### Your task
Count every line that has the word "grid" in it; give no more than the number.
━━━ Provided data
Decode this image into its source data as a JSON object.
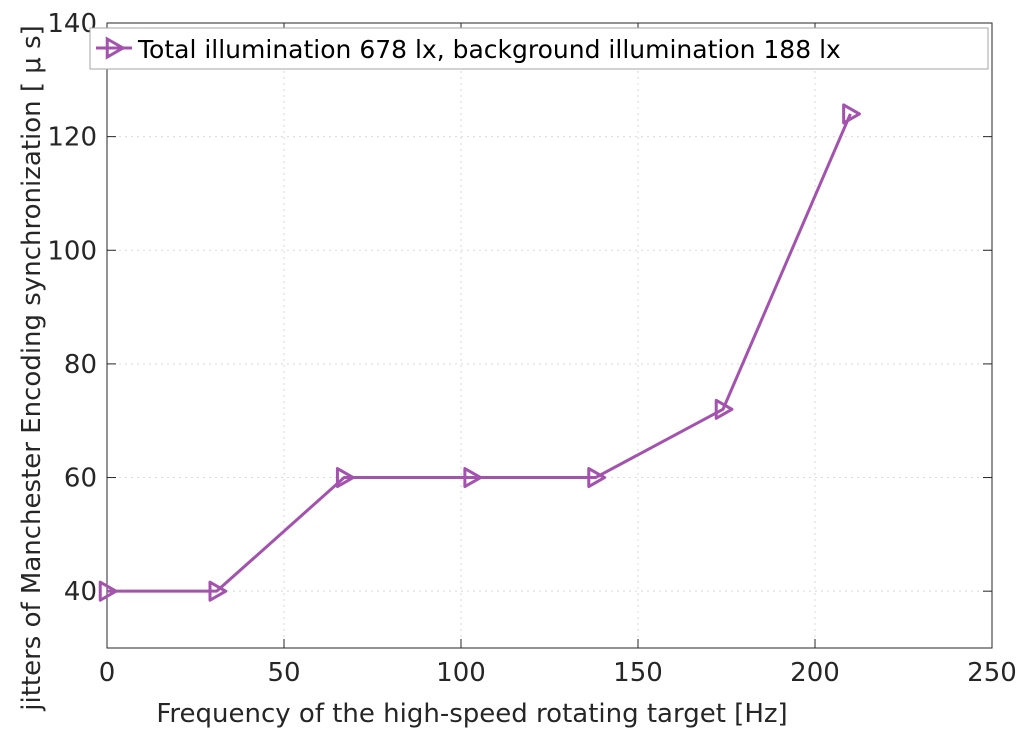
{
  "chart_data": {
    "type": "line",
    "xlabel": "Frequency of the high-speed rotating target [Hz]",
    "ylabel": "jitters of Manchester Encoding synchronization [ μ s]",
    "xlim": [
      0,
      250
    ],
    "ylim": [
      30,
      140
    ],
    "xticks": [
      0,
      50,
      100,
      150,
      200,
      250
    ],
    "yticks": [
      40,
      60,
      80,
      100,
      120,
      140
    ],
    "grid": true,
    "legend_position": "top-left",
    "series": [
      {
        "name": "Total illumination 678 lx, background illumination 188 lx",
        "color": "#a352ad",
        "marker": "triangle-right",
        "x": [
          0,
          31,
          67,
          103,
          138,
          174,
          210
        ],
        "y": [
          40,
          40,
          60,
          60,
          60,
          72,
          124
        ]
      }
    ]
  }
}
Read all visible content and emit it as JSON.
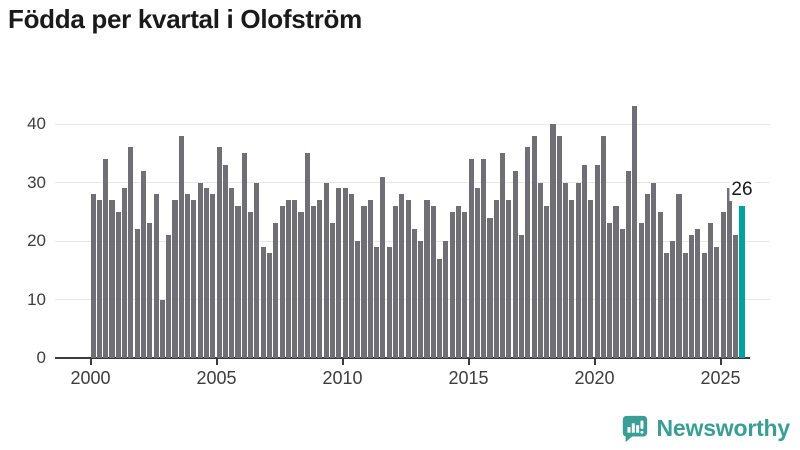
{
  "title": "Födda per kvartal i Olofström",
  "annotation": {
    "label": "26"
  },
  "logo": {
    "text": "Newsworthy"
  },
  "colors": {
    "bar": "#6f6f75",
    "highlight": "#00a1a1",
    "grid": "#e8e8e8",
    "axis": "#3b3b3b",
    "tick_text": "#3d3d3d",
    "title_text": "#1a1a1a",
    "logo_teal": "#3a9e96"
  },
  "chart_data": {
    "type": "bar",
    "title": "Födda per kvartal i Olofström",
    "frequency": "quarterly",
    "start": "2000-Q1",
    "end": "2025-Q4",
    "start_year": 2000,
    "values": [
      28,
      27,
      34,
      27,
      25,
      29,
      36,
      22,
      32,
      23,
      28,
      10,
      21,
      27,
      38,
      28,
      27,
      30,
      29,
      28,
      36,
      33,
      29,
      26,
      35,
      25,
      30,
      19,
      18,
      23,
      26,
      27,
      27,
      25,
      35,
      26,
      27,
      30,
      23,
      29,
      29,
      28,
      20,
      26,
      27,
      19,
      31,
      19,
      26,
      28,
      27,
      22,
      20,
      27,
      26,
      17,
      20,
      25,
      26,
      25,
      34,
      29,
      34,
      24,
      27,
      35,
      27,
      32,
      21,
      36,
      38,
      30,
      26,
      40,
      38,
      30,
      27,
      30,
      33,
      27,
      33,
      38,
      23,
      26,
      22,
      32,
      43,
      23,
      28,
      30,
      25,
      18,
      20,
      28,
      18,
      21,
      22,
      18,
      23,
      19,
      25,
      29,
      21,
      26
    ],
    "highlight_index": 103,
    "highlight_value_label": "26",
    "yticks": [
      0,
      10,
      20,
      30,
      40
    ],
    "xticks": [
      2000,
      2005,
      2010,
      2015,
      2020,
      2025
    ],
    "ylim": [
      0,
      45
    ],
    "grid": "horizontal",
    "legend": "none",
    "xlabel": "",
    "ylabel": ""
  }
}
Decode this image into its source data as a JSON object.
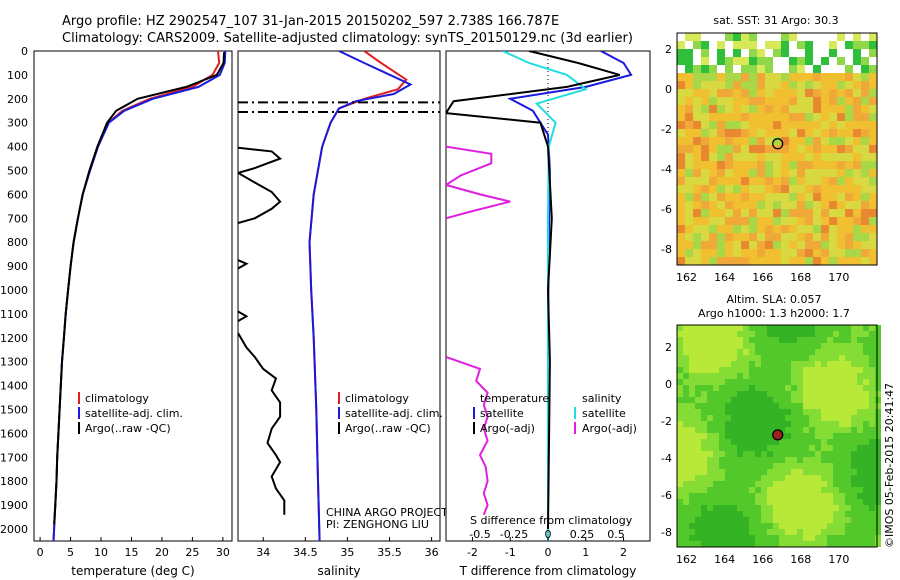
━━━━━━
### Solution to the exercise
3